## GIVEN ENTRIES
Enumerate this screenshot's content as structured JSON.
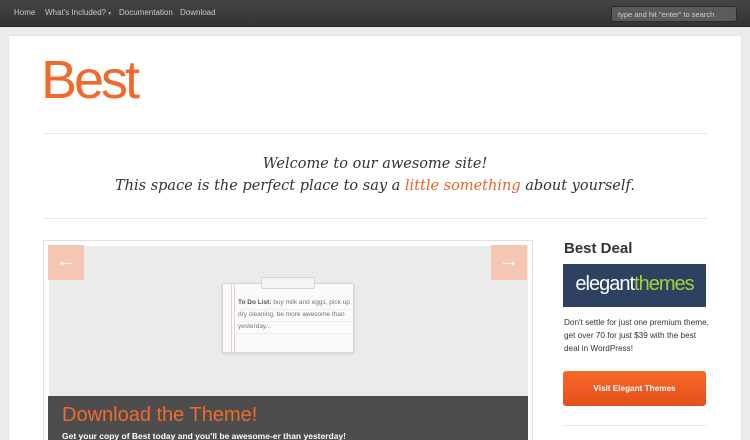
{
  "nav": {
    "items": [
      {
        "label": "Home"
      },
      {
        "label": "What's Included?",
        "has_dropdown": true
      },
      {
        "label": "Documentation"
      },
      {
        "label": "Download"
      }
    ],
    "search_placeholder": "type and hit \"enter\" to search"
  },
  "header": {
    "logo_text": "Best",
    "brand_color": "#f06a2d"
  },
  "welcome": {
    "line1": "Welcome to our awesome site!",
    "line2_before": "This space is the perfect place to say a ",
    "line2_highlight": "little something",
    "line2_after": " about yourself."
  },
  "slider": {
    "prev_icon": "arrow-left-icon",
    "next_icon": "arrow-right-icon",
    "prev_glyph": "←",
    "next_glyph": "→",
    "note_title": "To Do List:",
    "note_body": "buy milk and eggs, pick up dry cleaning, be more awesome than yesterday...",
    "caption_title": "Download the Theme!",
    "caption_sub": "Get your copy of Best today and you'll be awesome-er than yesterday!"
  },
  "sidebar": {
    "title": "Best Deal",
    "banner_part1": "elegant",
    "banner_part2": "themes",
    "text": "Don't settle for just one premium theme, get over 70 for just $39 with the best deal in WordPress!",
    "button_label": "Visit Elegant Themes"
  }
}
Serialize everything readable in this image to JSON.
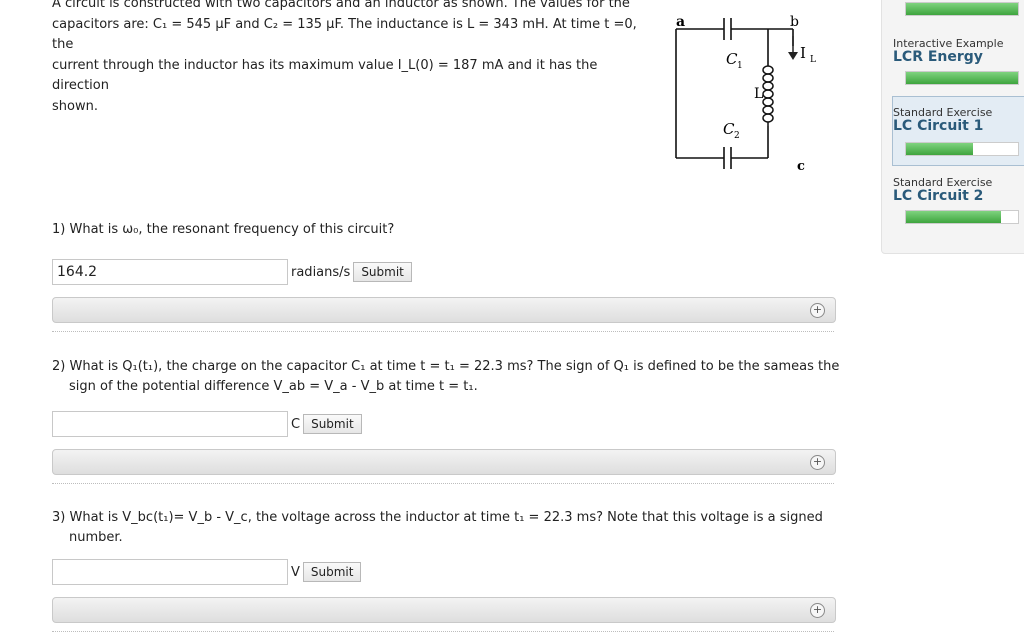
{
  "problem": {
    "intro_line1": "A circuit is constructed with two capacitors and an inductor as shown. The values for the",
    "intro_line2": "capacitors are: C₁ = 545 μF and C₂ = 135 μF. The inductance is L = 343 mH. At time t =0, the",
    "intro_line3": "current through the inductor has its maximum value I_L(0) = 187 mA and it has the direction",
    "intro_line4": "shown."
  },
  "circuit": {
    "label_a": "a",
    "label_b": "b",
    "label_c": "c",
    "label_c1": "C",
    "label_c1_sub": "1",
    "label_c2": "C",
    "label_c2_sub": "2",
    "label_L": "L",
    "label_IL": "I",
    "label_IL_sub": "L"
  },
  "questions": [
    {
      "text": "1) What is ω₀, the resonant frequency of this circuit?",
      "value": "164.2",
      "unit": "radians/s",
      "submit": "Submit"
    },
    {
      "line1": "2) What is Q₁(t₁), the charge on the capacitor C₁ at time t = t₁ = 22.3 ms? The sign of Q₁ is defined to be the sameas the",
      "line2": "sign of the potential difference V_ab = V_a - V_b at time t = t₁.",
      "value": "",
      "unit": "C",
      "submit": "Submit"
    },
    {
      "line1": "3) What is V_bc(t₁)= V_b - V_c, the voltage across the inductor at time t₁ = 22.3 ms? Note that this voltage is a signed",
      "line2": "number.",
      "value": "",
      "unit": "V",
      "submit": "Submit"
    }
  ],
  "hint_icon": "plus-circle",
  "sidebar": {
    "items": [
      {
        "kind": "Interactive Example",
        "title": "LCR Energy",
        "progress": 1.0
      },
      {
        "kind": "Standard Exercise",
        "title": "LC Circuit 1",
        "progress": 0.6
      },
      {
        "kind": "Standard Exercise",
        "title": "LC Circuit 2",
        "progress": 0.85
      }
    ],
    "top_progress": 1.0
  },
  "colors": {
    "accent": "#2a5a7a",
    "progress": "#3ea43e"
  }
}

## STATED TASK
Reproduce all entries exactly. Pictures do not belong in the copy.

## REPLY
Enumerate this screenshot's content as structured JSON.
{
  "nav": {
    "items": [
      {
        "label": "Home"
      },
      {
        "label": "What's Included?",
        "has_dropdown": true
      },
      {
        "label": "Documentation"
      },
      {
        "label": "Download"
      }
    ],
    "search_placeholder": "type and hit \"enter\" to search"
  },
  "header": {
    "logo_text": "Best",
    "brand_color": "#f06a2d"
  },
  "welcome": {
    "line1": "Welcome to our awesome site!",
    "line2_before": "This space is the perfect place to say a ",
    "line2_highlight": "little something",
    "line2_after": " about yourself."
  },
  "slider": {
    "prev_icon": "arrow-left-icon",
    "next_icon": "arrow-right-icon",
    "prev_glyph": "←",
    "next_glyph": "→",
    "note_title": "To Do List:",
    "note_body": "buy milk and eggs, pick up dry cleaning, be more awesome than yesterday...",
    "caption_title": "Download the Theme!",
    "caption_sub": "Get your copy of Best today and you'll be awesome-er than yesterday!"
  },
  "sidebar": {
    "title": "Best Deal",
    "banner_part1": "elegant",
    "banner_part2": "themes",
    "text": "Don't settle for just one premium theme, get over 70 for just $39 with the best deal in WordPress!",
    "button_label": "Visit Elegant Themes"
  }
}
Serialize everything readable in this image to JSON.
{
  "problem": {
    "intro_line1": "A circuit is constructed with two capacitors and an inductor as shown. The values for the",
    "intro_line2": "capacitors are: C₁ = 545 μF and C₂ = 135 μF. The inductance is L = 343 mH. At time t =0, the",
    "intro_line3": "current through the inductor has its maximum value I_L(0) = 187 mA and it has the direction",
    "intro_line4": "shown."
  },
  "circuit": {
    "label_a": "a",
    "label_b": "b",
    "label_c": "c",
    "label_c1": "C",
    "label_c1_sub": "1",
    "label_c2": "C",
    "label_c2_sub": "2",
    "label_L": "L",
    "label_IL": "I",
    "label_IL_sub": "L"
  },
  "questions": [
    {
      "text": "1) What is ω₀, the resonant frequency of this circuit?",
      "value": "164.2",
      "unit": "radians/s",
      "submit": "Submit"
    },
    {
      "line1": "2) What is Q₁(t₁), the charge on the capacitor C₁ at time t = t₁ = 22.3 ms? The sign of Q₁ is defined to be the sameas the",
      "line2": "sign of the potential difference V_ab = V_a - V_b at time t = t₁.",
      "value": "",
      "unit": "C",
      "submit": "Submit"
    },
    {
      "line1": "3) What is V_bc(t₁)= V_b - V_c, the voltage across the inductor at time t₁ = 22.3 ms? Note that this voltage is a signed",
      "line2": "number.",
      "value": "",
      "unit": "V",
      "submit": "Submit"
    }
  ],
  "hint_icon": "plus-circle",
  "sidebar": {
    "items": [
      {
        "kind": "Interactive Example",
        "title": "LCR Energy",
        "progress": 1.0
      },
      {
        "kind": "Standard Exercise",
        "title": "LC Circuit 1",
        "progress": 0.6
      },
      {
        "kind": "Standard Exercise",
        "title": "LC Circuit 2",
        "progress": 0.85
      }
    ],
    "top_progress": 1.0
  },
  "colors": {
    "accent": "#2a5a7a",
    "progress": "#3ea43e"
  }
}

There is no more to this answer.